* Required work
Which lines contain the string "zařízení"? Please list every one of them.

Start Supplied information

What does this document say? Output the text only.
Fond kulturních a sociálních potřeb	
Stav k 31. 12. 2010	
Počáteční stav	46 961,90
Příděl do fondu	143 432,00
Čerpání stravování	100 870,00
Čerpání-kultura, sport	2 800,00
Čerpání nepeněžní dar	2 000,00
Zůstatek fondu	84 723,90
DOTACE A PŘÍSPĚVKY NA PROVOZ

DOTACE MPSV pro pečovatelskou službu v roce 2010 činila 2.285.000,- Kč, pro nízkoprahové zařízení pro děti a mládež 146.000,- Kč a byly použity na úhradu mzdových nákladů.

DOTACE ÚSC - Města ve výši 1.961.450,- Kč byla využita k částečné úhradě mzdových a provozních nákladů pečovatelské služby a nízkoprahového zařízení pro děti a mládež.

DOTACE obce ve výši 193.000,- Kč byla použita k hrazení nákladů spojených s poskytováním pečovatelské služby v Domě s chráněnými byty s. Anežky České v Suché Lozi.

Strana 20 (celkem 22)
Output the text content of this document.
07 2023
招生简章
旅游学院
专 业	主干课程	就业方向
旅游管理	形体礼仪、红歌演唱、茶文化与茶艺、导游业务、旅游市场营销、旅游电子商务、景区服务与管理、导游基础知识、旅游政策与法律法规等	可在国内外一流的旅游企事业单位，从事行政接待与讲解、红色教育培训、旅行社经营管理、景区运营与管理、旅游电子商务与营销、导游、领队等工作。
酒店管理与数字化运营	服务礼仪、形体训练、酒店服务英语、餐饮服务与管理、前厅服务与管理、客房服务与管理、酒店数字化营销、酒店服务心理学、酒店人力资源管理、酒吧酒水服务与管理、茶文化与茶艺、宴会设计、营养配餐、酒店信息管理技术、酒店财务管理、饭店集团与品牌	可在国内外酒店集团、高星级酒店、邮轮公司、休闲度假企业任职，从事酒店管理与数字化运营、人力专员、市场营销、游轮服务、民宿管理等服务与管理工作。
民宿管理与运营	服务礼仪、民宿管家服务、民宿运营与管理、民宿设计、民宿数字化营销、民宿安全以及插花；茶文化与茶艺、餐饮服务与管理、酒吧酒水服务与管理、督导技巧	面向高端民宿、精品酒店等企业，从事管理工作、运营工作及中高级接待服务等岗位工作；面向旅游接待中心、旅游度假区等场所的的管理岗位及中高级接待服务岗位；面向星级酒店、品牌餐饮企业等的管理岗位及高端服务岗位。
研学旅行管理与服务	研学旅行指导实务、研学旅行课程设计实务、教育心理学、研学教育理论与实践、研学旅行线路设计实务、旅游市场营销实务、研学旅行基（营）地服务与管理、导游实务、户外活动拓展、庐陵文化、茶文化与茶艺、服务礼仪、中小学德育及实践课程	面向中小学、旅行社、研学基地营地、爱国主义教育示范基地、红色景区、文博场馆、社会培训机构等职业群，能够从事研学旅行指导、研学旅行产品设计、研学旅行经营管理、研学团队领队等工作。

End Supplied information

* Answer below
DOTACE MPSV pro pečovatelskou službu v roce 2010 činila 2.285.000,- Kč, pro nízkoprahové zařízení pro děti a mládež 146.000,- Kč a byly použity na úhradu mzdových nákladů.
DOTACE ÚSC - Města ve výši 1.961.450,- Kč byla využita k částečné úhradě mzdových a provozních nákladů pečovatelské služby a nízkoprahového zařízení pro děti a mládež.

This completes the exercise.